═══ TASK MATERIAL ═══
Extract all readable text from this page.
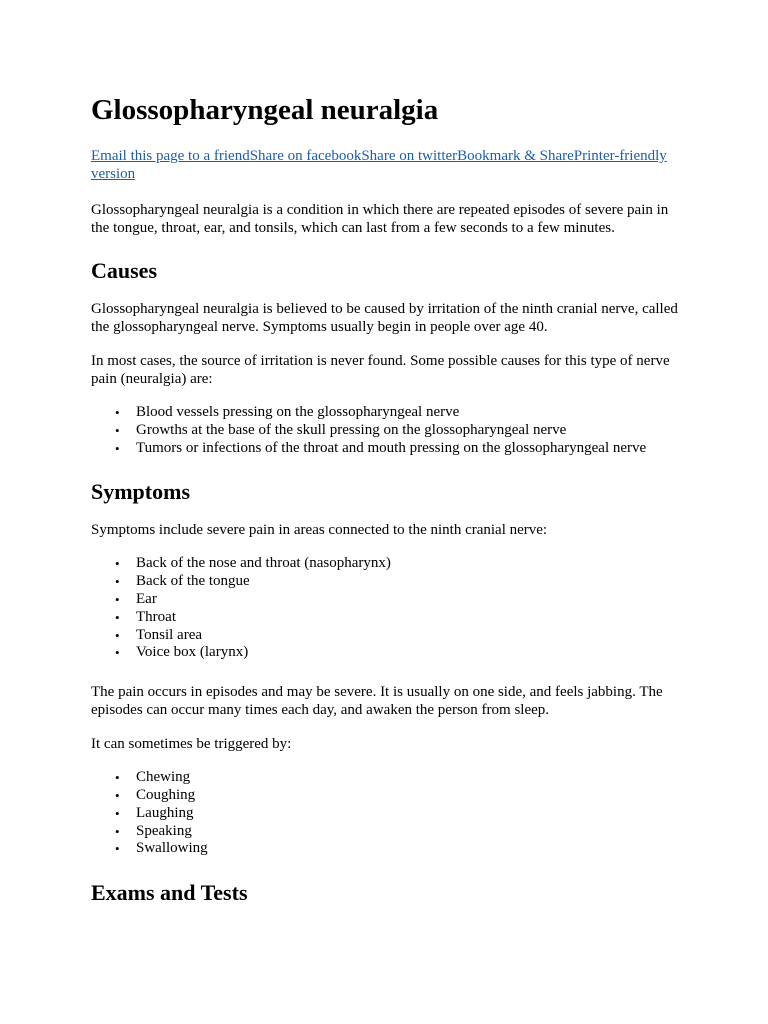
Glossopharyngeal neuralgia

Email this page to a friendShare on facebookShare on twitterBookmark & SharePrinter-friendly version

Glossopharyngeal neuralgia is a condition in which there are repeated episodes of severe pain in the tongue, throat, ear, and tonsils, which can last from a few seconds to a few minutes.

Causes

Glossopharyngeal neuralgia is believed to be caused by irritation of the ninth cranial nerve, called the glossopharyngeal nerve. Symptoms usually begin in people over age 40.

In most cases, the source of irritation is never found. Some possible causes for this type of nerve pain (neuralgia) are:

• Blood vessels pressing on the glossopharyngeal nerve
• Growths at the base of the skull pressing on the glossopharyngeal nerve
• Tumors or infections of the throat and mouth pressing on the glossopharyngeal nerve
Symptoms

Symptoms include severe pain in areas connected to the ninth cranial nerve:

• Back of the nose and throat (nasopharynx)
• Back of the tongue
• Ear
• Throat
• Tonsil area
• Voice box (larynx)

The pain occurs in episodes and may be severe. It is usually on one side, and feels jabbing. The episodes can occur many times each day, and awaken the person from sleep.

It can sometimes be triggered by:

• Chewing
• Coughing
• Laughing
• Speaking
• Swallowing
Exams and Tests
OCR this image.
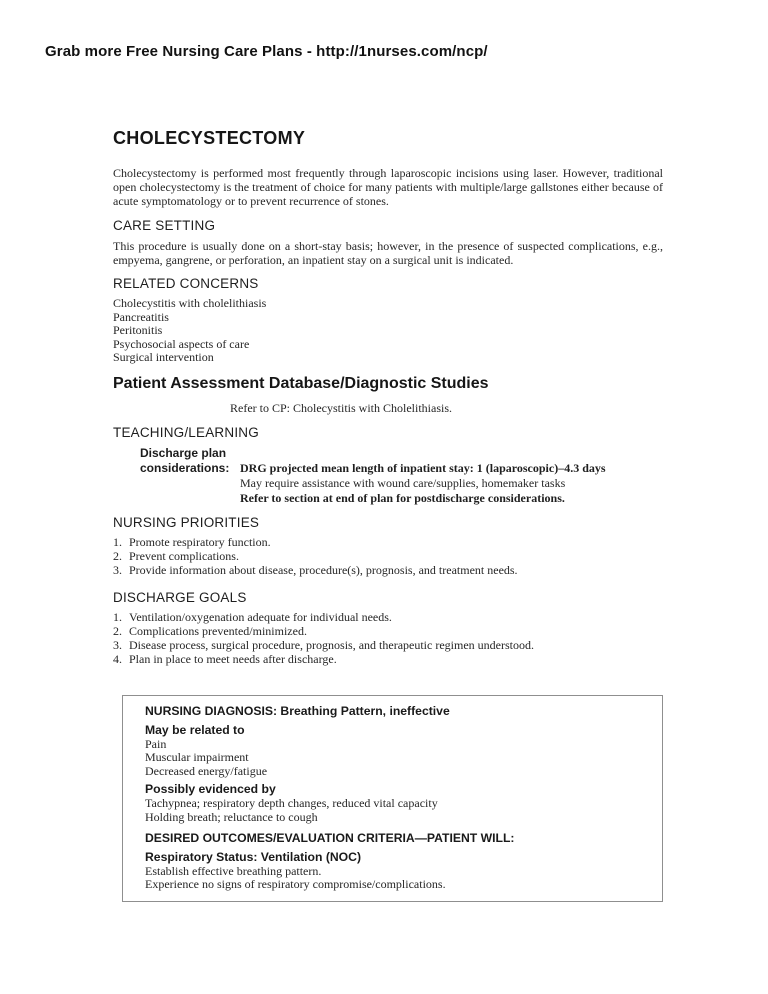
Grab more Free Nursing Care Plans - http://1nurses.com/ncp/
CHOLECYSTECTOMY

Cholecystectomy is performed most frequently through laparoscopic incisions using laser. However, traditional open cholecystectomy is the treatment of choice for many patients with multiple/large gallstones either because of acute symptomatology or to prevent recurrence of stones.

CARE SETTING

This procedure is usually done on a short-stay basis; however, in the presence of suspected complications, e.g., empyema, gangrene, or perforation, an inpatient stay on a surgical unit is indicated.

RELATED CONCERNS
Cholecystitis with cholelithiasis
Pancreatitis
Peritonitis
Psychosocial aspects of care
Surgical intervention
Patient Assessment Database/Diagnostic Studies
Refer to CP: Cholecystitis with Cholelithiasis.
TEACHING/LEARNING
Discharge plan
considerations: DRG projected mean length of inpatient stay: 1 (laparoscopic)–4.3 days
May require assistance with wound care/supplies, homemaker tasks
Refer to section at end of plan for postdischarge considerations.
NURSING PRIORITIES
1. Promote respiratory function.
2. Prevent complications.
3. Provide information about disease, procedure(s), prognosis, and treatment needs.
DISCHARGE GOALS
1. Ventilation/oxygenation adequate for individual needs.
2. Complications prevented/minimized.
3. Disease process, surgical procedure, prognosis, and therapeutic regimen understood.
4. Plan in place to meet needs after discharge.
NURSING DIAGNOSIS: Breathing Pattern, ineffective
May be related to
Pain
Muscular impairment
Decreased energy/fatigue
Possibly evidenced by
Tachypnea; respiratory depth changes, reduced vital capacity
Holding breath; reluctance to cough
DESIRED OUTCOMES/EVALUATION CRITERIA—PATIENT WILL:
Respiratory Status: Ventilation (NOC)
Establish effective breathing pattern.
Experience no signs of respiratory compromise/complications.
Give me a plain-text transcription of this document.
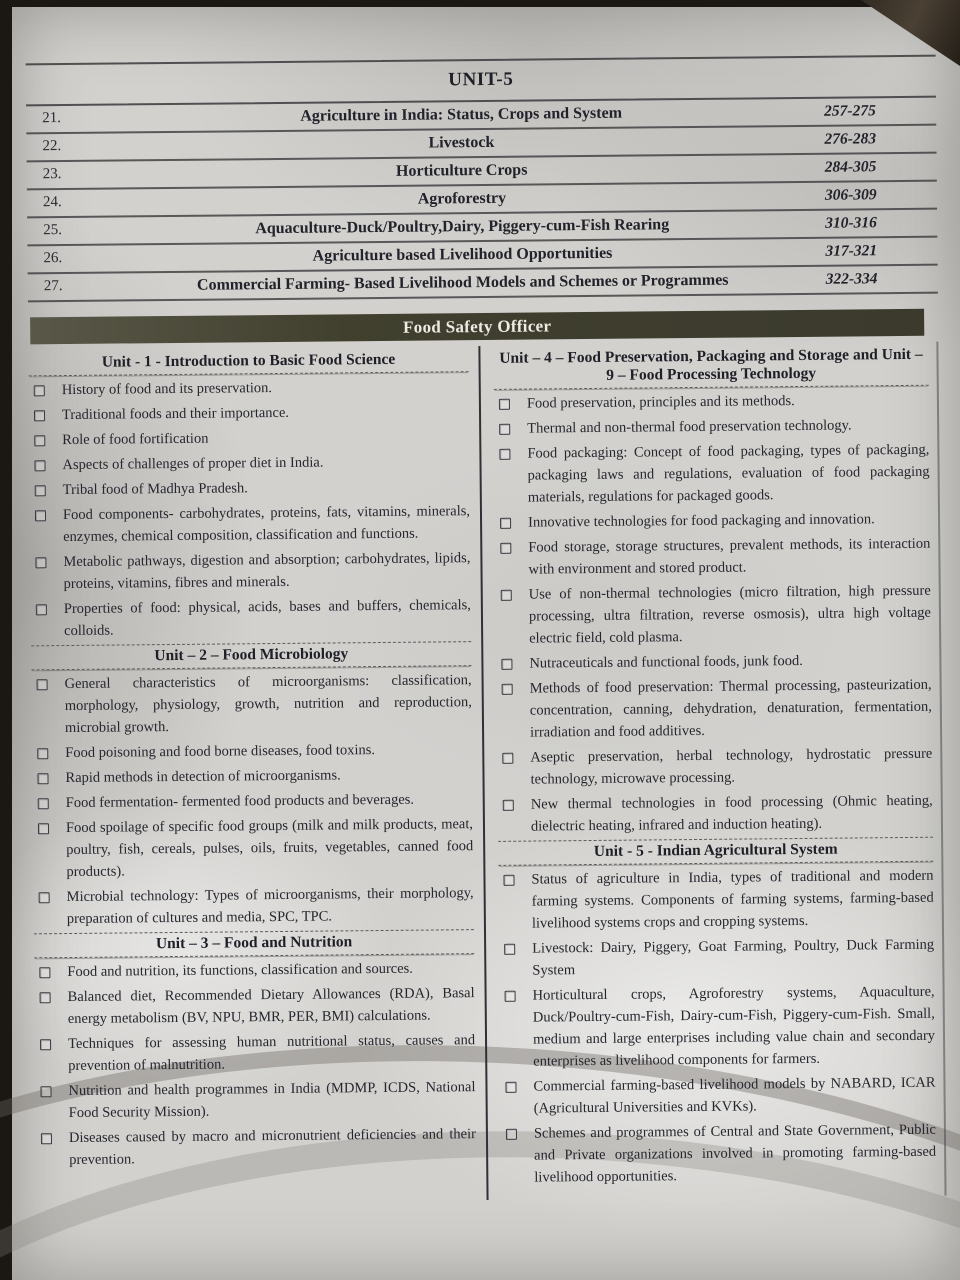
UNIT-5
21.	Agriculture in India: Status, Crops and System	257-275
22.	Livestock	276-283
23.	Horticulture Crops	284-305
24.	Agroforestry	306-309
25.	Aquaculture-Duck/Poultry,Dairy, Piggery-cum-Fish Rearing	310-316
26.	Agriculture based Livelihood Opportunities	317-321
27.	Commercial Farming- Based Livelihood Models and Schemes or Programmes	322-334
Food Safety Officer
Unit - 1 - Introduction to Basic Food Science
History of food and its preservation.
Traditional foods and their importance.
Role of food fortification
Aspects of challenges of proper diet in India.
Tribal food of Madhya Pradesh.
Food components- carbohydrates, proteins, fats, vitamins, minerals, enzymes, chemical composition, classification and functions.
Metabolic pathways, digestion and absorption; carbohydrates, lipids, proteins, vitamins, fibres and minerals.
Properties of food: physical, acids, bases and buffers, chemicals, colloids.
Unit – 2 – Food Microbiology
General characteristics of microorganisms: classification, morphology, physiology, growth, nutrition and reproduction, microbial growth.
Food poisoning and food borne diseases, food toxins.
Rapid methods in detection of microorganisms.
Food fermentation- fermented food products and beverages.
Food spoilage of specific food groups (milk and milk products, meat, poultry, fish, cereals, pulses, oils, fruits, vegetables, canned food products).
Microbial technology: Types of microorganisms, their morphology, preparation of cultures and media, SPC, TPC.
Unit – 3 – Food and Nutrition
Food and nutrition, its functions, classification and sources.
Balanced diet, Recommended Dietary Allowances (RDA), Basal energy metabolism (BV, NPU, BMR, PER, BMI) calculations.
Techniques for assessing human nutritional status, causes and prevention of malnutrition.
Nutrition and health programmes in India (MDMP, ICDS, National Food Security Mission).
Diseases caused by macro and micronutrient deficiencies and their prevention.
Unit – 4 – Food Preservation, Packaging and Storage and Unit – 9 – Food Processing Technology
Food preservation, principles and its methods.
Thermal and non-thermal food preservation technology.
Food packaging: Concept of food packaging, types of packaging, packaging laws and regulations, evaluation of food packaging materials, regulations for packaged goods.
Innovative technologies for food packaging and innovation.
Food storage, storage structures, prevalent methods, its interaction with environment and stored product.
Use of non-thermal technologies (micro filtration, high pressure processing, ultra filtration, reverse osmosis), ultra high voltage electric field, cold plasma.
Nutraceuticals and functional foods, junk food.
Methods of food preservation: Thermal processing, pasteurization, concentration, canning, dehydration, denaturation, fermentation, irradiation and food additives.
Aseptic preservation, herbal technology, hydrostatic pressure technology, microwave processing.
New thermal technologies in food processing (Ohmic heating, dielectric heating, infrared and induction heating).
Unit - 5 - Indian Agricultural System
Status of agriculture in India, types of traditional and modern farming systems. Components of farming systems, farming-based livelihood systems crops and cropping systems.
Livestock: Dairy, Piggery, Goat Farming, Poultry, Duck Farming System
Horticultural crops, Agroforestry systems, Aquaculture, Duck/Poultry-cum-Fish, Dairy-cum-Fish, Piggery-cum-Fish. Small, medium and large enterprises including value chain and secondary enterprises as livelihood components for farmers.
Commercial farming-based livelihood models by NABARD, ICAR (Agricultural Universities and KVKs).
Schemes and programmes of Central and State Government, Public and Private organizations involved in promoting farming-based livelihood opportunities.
═══
**EXERCISE DETAILS**
Each line of the listing that contains the word "caused" must be copied.

**EXERCISE RESPONSE**
Glossopharyngeal neuralgia is believed to be caused by irritation of the ninth cranial nerve, called the glossopharyngeal nerve. Symptoms usually begin in people over age 40.
Diseases caused by macro and micronutrient deficiencies and their prevention.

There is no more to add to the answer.